*Goal*: Below are records to transcribe exactly, without their pictures.

──────── Material supplied ────────

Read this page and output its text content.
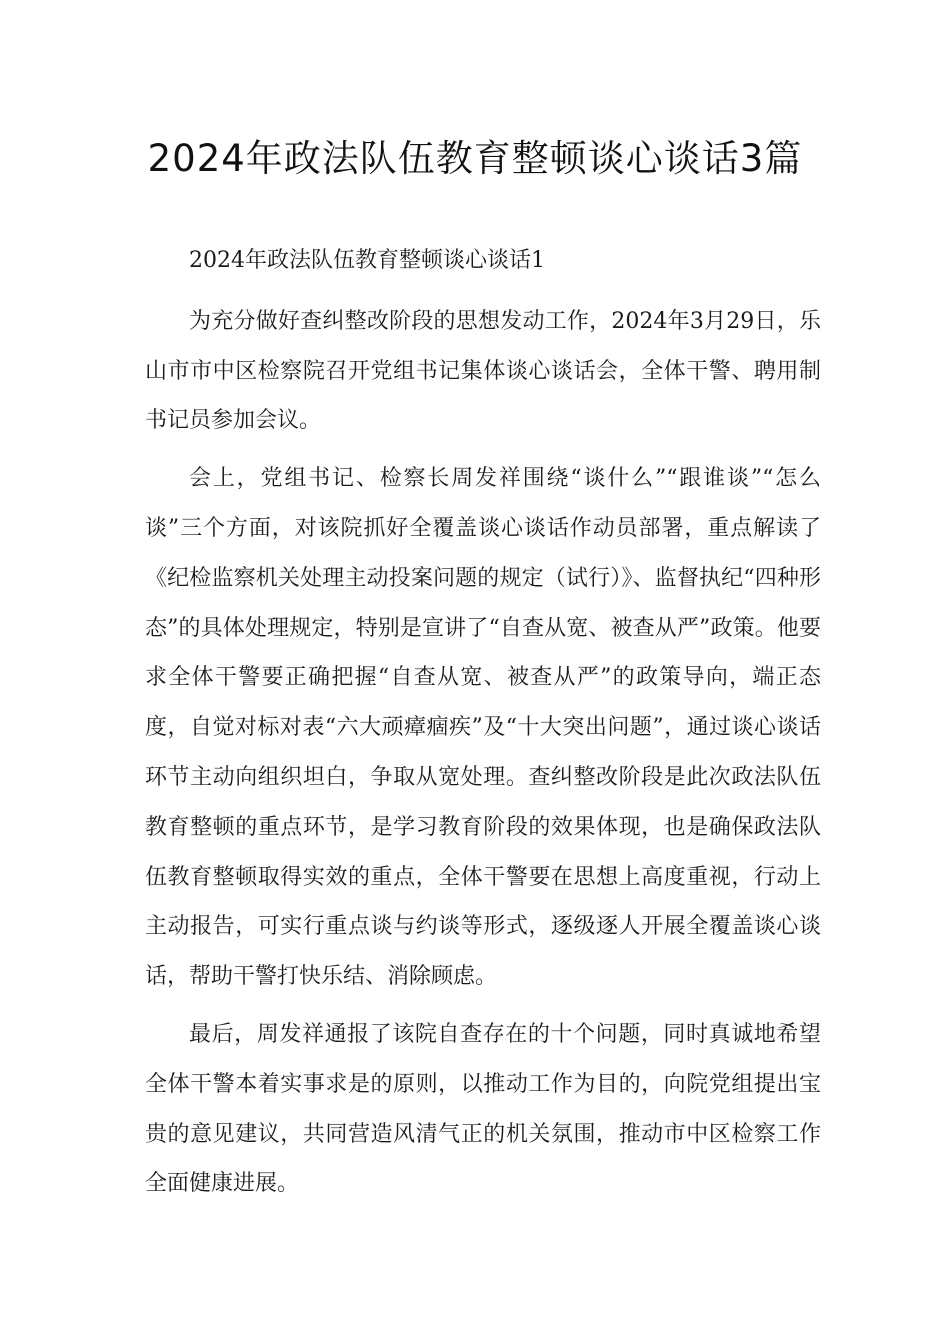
2024年政法队伍教育整顿谈心谈话3篇

2024年政法队伍教育整顿谈心谈话1

为充分做好查纠整改阶段的思想发动工作，2024年3月29日，乐山市市中区检察院召开党组书记集体谈心谈话会，全体干警、聘用制书记员参加会议。

会上，党组书记、检察长周发祥围绕“谈什么”“跟谁谈”“怎么谈”三个方面，对该院抓好全覆盖谈心谈话作动员部署，重点解读了《纪检监察机关处理主动投案问题的规定（试行）》、监督执纪“四种形态”的具体处理规定，特别是宣讲了“自查从宽、被查从严”政策。他要求全体干警要正确把握“自查从宽、被查从严”的政策导向，端正态度，自觉对标对表“六大顽瘴痼疾”及“十大突出问题”，通过谈心谈话环节主动向组织坦白，争取从宽处理。查纠整改阶段是此次政法队伍教育整顿的重点环节，是学习教育阶段的效果体现，也是确保政法队伍教育整顿取得实效的重点，全体干警要在思想上高度重视，行动上主动报告，可实行重点谈与约谈等形式，逐级逐人开展全覆盖谈心谈话，帮助干警打快乐结、消除顾虑。

最后，周发祥通报了该院自查存在的十个问题，同时真诚地希望全体干警本着实事求是的原则，以推动工作为目的，向院党组提出宝贵的意见建议，共同营造风清气正的机关氛围，推动市中区检察工作全面健康进展。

────────

*Output of the task*:
Read this page and output its text content.
2024年政法队伍教育整顿谈心谈话3篇

2024年政法队伍教育整顿谈心谈话1

为充分做好查纠整改阶段的思想发动工作，2024年3月29日，乐山市市中区检察院召开党组书记集体谈心谈话会，全体干警、聘用制书记员参加会议。

会上，党组书记、检察长周发祥围绕“谈什么”“跟谁谈”“怎么谈”三个方面，对该院抓好全覆盖谈心谈话作动员部署，重点解读了《纪检监察机关处理主动投案问题的规定（试行）》、监督执纪“四种形态”的具体处理规定，特别是宣讲了“自查从宽、被查从严”政策。他要求全体干警要正确把握“自查从宽、被查从严”的政策导向，端正态度，自觉对标对表“六大顽瘴痼疾”及“十大突出问题”，通过谈心谈话环节主动向组织坦白，争取从宽处理。查纠整改阶段是此次政法队伍教育整顿的重点环节，是学习教育阶段的效果体现，也是确保政法队伍教育整顿取得实效的重点，全体干警要在思想上高度重视，行动上主动报告，可实行重点谈与约谈等形式，逐级逐人开展全覆盖谈心谈话，帮助干警打快乐结、消除顾虑。

最后，周发祥通报了该院自查存在的十个问题，同时真诚地希望全体干警本着实事求是的原则，以推动工作为目的，向院党组提出宝贵的意见建议，共同营造风清气正的机关氛围，推动市中区检察工作全面健康进展。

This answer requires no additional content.